## Written instruction
Work out how many lines in the listing below include the word "screenshot". Give nothing but the number.

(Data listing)

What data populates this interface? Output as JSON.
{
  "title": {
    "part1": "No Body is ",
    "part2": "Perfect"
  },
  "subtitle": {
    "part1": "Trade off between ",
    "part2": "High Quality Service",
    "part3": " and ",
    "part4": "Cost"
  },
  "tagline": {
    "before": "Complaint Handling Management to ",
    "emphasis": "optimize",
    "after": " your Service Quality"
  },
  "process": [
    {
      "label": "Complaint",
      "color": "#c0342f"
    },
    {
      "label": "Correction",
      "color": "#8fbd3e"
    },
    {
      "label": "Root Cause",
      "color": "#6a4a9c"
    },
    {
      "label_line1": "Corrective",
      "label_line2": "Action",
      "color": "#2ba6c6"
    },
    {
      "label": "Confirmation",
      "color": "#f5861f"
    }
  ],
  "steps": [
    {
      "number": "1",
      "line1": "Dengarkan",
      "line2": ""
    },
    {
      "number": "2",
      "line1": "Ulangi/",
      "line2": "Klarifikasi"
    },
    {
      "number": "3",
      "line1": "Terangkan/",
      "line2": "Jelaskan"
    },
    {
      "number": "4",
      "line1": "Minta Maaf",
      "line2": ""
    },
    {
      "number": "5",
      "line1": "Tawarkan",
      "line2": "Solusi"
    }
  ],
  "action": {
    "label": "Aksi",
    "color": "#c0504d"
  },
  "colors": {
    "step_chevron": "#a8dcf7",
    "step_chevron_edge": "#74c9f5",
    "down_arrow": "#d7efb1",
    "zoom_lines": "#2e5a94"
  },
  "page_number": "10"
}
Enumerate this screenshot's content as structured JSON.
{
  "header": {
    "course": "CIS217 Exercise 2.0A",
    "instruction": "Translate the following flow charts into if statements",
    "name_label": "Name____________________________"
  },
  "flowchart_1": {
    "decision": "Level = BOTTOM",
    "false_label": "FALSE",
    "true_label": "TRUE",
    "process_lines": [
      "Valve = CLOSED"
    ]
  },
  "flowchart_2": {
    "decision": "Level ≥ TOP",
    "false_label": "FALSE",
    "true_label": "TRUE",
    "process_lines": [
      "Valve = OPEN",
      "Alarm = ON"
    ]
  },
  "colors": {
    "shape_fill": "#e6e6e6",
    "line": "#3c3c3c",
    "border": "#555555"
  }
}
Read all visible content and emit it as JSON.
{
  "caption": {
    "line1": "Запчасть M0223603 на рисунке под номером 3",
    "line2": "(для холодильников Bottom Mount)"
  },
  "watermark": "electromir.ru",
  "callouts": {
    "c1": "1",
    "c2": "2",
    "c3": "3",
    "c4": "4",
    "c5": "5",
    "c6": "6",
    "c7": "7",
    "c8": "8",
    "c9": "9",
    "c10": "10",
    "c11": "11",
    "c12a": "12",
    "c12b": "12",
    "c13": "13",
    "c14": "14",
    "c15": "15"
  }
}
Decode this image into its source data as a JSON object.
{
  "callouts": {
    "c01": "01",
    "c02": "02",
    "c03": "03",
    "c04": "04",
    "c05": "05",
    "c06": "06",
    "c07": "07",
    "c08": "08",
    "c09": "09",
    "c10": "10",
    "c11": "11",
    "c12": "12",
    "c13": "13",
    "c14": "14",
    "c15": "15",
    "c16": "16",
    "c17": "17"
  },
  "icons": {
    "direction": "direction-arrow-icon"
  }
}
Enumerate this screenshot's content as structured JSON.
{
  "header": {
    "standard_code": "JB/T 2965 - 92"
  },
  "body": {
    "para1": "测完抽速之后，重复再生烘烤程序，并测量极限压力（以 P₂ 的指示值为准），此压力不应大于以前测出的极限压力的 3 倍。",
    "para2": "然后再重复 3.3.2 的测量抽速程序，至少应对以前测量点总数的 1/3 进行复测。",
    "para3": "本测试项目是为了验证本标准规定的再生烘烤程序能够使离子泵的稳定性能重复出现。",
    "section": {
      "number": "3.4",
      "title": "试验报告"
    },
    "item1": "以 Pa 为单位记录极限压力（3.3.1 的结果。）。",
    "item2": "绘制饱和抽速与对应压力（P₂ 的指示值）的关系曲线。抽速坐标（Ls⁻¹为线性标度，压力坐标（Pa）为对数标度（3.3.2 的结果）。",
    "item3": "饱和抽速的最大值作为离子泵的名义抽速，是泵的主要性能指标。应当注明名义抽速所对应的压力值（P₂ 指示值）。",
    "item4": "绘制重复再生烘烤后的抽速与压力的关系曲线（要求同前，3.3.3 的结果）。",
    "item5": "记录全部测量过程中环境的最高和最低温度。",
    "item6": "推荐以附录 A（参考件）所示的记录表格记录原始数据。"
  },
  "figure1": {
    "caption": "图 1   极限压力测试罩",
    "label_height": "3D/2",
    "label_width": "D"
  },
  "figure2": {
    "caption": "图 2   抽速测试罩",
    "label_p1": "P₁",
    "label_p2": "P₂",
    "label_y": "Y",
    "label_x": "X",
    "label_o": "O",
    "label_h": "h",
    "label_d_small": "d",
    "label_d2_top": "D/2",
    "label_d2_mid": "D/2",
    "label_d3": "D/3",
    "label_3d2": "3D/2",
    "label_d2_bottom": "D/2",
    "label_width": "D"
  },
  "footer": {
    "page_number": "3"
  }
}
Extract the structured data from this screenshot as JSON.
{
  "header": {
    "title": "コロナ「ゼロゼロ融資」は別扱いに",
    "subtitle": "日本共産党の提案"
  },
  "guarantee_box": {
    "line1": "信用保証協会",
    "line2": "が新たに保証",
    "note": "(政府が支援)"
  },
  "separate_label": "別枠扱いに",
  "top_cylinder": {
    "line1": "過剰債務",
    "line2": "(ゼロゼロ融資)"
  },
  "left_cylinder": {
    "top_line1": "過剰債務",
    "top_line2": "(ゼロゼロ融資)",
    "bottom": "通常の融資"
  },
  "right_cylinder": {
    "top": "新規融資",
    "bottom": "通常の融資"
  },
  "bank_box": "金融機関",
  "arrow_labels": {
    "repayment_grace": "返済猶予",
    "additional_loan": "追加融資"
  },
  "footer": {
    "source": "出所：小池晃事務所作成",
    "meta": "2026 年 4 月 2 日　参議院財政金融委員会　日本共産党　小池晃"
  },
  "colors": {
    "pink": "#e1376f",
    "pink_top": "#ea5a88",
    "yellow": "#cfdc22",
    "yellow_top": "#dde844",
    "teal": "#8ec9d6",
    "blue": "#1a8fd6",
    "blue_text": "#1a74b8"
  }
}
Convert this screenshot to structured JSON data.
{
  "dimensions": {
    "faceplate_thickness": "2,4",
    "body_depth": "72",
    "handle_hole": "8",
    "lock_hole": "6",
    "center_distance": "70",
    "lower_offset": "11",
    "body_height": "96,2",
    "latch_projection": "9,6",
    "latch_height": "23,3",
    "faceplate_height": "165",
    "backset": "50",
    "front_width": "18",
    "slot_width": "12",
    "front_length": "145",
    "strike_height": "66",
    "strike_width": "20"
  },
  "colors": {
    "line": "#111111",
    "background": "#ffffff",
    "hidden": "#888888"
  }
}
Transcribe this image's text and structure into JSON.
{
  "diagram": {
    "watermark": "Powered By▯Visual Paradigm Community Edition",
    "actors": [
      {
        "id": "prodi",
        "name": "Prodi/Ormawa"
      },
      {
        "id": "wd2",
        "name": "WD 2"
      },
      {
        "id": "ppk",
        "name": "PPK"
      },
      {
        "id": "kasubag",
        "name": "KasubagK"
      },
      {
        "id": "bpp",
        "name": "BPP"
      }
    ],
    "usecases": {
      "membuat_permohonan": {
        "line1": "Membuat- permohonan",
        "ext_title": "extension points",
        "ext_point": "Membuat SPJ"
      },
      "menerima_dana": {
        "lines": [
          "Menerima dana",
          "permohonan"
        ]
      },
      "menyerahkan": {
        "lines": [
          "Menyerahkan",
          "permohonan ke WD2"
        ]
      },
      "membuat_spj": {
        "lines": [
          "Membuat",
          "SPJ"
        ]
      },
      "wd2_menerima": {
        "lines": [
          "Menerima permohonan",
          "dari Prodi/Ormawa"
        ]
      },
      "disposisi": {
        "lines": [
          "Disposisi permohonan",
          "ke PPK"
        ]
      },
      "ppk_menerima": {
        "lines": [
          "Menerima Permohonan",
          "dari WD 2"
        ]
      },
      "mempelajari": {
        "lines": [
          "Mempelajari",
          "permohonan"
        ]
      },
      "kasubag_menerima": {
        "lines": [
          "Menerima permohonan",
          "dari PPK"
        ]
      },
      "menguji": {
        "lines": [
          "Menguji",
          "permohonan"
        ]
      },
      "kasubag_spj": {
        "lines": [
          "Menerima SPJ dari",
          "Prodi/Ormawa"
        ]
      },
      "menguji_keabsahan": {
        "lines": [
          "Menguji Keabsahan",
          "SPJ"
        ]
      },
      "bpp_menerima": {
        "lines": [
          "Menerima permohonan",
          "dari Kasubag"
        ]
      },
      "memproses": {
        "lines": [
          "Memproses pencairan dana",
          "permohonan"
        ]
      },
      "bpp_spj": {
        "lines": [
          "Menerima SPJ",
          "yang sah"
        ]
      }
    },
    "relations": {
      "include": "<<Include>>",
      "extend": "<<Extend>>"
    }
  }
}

## Solved problem
4